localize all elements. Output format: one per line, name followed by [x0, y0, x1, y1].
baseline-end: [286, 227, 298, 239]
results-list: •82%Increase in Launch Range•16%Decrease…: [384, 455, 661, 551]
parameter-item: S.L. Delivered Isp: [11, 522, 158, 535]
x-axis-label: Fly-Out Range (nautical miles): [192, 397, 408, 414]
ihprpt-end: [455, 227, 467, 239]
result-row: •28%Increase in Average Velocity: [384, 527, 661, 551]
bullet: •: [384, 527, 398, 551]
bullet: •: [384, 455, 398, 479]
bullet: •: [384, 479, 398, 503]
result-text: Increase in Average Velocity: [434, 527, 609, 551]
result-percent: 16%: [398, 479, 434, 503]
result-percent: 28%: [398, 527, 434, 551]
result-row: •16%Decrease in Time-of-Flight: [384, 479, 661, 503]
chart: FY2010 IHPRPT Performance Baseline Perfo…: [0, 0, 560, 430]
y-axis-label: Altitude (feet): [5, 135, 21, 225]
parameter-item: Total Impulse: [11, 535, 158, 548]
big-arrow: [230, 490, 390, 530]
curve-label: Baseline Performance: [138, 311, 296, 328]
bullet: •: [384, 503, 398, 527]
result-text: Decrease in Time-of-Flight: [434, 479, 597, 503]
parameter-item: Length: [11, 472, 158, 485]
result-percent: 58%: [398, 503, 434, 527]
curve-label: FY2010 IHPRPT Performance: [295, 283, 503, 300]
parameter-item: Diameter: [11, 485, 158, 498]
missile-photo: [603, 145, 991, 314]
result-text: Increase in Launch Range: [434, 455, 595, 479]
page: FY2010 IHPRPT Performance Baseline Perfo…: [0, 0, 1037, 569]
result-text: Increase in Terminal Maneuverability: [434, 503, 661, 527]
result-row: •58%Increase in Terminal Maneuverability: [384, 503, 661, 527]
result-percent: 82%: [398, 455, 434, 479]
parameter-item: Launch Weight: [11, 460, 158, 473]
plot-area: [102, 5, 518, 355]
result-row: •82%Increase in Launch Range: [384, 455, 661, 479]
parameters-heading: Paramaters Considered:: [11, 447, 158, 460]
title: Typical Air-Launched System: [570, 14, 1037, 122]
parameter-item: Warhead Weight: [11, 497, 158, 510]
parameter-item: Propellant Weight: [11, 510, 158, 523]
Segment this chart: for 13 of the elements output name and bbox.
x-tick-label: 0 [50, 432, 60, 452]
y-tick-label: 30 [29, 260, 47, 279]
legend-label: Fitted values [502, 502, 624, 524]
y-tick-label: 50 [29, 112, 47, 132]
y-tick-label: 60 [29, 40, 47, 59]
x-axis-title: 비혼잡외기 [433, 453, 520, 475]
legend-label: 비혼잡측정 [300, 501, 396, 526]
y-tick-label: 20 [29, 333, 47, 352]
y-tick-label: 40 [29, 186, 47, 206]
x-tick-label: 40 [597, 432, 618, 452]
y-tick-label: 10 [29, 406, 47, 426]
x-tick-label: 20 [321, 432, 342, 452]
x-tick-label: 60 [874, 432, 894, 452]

+ + + +

Tally the lines in the rows above that contain the string "elements", and give only the number.

Solution to this exercise =
2